Check each line below for the word "icon", and copy those that have it.

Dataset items

- - - -

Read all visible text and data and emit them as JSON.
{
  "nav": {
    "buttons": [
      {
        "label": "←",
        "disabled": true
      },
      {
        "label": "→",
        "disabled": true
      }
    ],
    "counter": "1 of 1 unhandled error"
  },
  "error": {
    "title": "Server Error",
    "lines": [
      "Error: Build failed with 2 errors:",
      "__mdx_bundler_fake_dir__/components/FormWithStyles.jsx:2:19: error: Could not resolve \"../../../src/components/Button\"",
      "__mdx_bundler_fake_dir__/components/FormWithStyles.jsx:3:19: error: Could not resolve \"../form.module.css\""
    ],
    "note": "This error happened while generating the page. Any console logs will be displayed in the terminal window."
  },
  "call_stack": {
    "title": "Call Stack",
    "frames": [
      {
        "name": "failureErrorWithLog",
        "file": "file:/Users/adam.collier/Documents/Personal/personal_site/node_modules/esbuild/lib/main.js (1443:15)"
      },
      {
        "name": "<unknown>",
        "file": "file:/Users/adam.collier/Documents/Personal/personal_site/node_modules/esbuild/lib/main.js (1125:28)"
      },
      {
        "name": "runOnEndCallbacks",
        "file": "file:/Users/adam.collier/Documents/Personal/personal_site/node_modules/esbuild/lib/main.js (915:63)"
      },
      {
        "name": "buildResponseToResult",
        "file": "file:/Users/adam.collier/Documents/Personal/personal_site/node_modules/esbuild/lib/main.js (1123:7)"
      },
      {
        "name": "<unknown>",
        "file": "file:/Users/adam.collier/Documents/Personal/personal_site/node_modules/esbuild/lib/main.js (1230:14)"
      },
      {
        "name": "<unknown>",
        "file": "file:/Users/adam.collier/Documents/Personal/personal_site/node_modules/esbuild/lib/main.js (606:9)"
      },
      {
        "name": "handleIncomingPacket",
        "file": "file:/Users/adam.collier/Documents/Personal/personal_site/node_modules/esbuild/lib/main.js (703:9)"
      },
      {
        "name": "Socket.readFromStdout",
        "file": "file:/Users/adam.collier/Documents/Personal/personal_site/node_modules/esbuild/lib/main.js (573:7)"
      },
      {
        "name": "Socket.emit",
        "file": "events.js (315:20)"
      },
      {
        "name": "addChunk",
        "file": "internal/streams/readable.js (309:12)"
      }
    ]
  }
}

- - - -

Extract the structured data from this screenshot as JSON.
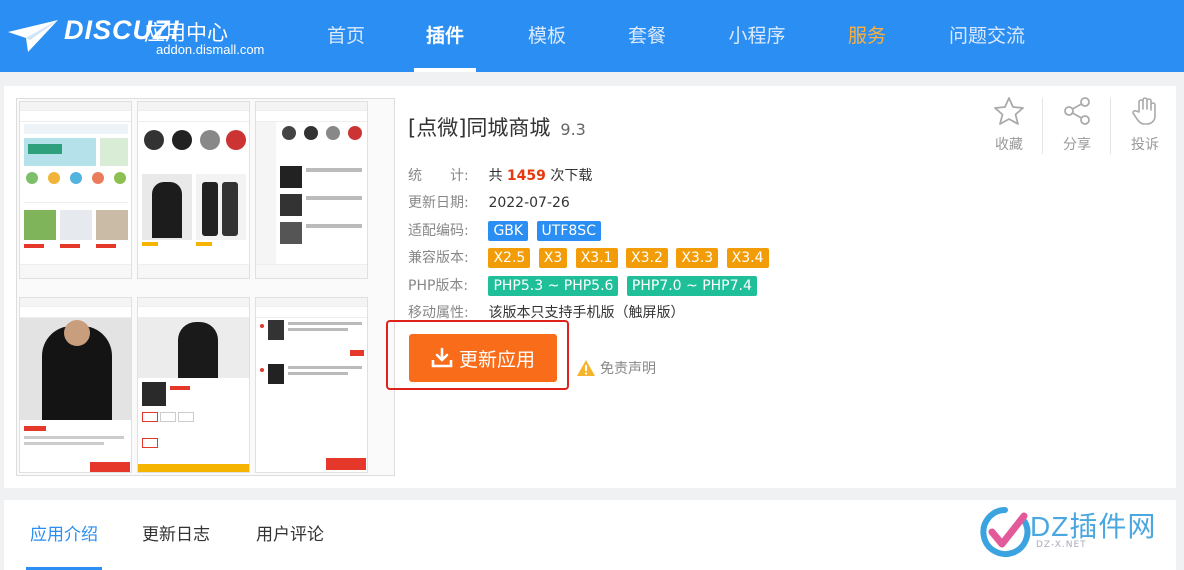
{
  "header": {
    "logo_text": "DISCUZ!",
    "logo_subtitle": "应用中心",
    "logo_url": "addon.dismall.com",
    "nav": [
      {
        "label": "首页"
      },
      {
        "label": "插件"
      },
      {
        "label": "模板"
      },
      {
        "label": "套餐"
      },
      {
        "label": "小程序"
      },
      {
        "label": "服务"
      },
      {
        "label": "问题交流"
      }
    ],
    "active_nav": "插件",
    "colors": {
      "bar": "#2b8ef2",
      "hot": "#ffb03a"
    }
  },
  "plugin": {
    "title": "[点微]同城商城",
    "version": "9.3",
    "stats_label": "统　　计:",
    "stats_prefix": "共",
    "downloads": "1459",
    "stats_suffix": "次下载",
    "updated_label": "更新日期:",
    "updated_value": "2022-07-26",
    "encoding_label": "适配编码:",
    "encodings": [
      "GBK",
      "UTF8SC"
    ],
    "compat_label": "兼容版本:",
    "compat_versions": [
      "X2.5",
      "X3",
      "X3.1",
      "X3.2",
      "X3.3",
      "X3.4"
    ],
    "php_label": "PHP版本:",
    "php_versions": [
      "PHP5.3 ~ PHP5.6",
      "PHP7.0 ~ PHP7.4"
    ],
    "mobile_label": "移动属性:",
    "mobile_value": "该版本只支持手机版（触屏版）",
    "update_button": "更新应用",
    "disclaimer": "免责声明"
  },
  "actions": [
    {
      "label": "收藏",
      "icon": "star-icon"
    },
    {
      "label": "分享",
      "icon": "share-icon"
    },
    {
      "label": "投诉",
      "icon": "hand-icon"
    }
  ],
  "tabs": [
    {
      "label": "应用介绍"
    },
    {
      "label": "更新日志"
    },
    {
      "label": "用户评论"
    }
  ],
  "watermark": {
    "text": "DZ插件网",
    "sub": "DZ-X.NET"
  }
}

- - - -

FINAL RESULT:
      "icon": "star-icon"
      "icon": "share-icon"
      "icon": "hand-icon"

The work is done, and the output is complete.